[Start]

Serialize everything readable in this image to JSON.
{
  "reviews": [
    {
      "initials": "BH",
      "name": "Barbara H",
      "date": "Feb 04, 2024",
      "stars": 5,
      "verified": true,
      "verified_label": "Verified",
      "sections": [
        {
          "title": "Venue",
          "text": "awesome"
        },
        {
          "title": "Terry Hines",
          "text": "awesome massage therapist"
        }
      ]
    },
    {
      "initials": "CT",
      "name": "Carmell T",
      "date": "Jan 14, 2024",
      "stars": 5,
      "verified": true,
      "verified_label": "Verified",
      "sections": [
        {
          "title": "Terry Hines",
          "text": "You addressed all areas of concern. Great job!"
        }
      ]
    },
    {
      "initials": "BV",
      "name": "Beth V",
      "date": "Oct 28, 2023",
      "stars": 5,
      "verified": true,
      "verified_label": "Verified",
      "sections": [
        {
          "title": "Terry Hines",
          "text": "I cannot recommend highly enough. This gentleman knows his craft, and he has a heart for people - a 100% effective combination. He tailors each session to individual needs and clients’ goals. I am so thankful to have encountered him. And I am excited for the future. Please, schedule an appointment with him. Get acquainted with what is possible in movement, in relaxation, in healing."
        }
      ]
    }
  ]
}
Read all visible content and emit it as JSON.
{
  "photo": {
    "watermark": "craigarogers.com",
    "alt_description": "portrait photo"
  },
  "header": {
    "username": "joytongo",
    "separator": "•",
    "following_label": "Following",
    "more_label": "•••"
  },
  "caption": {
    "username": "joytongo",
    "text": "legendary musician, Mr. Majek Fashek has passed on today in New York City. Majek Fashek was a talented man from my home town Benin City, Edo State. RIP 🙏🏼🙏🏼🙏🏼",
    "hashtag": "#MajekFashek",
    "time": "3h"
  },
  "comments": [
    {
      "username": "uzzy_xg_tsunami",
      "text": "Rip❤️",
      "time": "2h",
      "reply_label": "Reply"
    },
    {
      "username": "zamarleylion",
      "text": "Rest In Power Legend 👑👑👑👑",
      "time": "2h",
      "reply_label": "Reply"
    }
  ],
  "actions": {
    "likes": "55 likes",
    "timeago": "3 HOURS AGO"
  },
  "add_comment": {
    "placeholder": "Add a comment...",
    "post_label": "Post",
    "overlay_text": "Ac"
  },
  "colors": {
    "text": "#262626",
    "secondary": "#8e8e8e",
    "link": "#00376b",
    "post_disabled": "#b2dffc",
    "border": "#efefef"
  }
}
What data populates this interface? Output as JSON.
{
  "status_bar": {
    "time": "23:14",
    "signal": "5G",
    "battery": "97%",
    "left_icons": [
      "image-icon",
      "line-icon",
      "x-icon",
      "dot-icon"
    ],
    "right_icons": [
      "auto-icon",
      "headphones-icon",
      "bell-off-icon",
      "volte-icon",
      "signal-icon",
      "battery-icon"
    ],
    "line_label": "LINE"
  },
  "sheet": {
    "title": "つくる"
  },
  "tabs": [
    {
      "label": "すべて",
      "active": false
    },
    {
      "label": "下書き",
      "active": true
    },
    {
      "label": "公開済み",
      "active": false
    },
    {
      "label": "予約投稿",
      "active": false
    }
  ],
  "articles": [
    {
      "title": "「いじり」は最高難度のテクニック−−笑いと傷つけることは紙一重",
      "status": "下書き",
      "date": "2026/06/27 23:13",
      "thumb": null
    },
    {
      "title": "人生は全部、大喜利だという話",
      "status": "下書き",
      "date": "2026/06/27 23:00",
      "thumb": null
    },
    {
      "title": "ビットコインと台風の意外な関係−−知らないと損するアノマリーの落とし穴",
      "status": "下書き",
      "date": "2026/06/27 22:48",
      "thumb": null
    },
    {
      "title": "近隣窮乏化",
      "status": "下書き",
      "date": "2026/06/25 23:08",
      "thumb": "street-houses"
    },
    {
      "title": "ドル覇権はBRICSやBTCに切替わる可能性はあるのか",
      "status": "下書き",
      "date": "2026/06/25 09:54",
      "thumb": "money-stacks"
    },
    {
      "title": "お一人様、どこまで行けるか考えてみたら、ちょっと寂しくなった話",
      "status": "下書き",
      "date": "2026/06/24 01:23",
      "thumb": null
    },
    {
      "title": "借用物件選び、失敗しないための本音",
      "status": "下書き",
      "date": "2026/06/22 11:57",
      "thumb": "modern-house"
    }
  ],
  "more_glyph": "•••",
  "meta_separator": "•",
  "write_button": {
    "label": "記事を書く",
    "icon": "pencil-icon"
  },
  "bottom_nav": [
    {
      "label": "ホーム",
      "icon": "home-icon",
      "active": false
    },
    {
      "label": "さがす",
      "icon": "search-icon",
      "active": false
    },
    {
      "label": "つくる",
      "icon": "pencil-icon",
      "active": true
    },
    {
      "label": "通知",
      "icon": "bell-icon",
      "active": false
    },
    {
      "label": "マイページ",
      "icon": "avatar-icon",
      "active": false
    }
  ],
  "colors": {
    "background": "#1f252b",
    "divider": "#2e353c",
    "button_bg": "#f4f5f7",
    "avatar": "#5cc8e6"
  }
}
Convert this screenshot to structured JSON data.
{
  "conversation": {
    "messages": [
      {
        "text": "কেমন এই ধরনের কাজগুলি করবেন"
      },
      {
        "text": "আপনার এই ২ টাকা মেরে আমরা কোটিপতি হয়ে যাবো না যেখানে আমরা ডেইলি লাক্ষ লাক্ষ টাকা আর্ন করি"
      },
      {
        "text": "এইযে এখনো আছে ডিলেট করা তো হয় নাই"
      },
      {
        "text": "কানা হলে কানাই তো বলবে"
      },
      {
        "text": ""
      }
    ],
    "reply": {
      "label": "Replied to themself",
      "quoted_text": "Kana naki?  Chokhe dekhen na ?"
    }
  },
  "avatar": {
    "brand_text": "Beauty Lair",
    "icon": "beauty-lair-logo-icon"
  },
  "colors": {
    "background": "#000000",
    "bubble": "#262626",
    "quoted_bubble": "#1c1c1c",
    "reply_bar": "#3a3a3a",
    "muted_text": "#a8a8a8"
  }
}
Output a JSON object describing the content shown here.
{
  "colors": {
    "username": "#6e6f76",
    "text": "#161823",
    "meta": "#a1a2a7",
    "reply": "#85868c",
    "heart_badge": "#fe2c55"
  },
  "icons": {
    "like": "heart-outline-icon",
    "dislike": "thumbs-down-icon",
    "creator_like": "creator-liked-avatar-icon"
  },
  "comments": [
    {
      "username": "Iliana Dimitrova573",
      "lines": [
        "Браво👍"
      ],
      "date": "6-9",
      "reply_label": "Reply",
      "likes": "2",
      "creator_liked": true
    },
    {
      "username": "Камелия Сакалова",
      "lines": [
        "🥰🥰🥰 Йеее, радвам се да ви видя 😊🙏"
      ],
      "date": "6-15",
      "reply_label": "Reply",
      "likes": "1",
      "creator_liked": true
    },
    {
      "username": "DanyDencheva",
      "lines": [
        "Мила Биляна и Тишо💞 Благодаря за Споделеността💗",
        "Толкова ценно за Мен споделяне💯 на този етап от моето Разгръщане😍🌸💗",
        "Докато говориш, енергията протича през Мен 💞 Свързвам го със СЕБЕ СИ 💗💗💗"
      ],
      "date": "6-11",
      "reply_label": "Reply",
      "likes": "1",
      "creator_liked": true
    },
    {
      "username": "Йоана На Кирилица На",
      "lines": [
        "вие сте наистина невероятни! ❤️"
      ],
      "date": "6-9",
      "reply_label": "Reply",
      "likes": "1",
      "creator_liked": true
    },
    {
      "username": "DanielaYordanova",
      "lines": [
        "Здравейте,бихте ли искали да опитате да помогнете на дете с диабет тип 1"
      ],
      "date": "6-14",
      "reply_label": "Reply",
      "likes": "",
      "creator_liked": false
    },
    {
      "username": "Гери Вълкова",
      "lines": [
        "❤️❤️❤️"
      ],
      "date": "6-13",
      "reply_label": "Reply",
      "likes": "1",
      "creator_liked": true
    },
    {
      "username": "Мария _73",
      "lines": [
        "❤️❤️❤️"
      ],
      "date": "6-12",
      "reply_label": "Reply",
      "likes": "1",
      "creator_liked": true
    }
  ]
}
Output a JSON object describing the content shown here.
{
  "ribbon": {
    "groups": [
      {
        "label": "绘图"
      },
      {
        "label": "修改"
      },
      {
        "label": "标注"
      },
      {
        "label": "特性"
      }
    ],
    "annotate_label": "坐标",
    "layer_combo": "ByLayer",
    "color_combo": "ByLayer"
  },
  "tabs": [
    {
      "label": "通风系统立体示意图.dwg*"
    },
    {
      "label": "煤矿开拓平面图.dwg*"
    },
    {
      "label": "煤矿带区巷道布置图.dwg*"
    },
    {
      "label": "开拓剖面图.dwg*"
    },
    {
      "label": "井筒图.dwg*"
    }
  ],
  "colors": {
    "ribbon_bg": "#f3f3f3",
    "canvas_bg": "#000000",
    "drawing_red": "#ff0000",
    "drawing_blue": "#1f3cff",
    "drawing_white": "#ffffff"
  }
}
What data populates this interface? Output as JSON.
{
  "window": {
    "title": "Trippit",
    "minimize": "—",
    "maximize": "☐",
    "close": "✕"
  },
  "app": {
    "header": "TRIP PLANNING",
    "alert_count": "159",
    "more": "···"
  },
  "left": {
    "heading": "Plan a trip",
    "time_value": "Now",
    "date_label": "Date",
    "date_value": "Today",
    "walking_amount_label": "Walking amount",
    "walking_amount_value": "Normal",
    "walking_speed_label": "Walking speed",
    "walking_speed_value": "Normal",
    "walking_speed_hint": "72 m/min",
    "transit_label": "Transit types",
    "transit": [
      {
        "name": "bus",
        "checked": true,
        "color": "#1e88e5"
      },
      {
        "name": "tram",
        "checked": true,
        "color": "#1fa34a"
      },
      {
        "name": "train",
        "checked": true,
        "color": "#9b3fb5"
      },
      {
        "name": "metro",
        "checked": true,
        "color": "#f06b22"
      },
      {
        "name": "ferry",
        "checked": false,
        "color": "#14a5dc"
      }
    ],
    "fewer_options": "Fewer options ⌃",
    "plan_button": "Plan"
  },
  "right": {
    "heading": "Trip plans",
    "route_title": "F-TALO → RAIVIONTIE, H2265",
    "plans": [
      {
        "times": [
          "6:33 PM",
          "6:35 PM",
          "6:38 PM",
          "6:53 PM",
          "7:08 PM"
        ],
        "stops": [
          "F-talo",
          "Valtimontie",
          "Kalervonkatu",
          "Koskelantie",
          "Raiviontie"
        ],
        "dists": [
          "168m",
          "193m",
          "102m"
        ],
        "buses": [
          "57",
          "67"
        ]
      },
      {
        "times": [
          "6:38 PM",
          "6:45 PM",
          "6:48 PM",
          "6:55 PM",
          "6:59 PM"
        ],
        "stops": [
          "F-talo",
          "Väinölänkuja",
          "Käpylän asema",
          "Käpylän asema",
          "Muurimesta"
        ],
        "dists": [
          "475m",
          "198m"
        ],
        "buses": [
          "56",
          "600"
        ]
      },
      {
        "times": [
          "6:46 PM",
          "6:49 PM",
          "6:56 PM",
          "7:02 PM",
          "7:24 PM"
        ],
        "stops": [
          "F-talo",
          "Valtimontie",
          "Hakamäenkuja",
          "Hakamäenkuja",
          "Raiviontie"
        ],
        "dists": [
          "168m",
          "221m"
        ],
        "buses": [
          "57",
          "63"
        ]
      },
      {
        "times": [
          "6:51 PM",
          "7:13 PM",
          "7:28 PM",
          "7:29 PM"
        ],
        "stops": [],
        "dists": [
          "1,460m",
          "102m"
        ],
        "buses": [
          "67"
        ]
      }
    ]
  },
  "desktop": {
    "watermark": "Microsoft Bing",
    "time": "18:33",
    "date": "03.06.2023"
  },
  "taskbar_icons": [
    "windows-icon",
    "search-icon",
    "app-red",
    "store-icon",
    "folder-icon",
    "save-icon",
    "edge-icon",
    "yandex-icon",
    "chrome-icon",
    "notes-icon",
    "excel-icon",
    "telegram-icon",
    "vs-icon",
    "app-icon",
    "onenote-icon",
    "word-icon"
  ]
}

[End]

Task to carry out :: Where a line of the material above holds the string "home", copy that line.

Response ::
    "text": "legendary musician, Mr. Majek Fashek has passed on today in New York City. Majek Fashek was a talented man from my home town Benin City, Edo State. RIP 🙏🏼🙏🏼🙏🏼",
      "icon": "home-icon",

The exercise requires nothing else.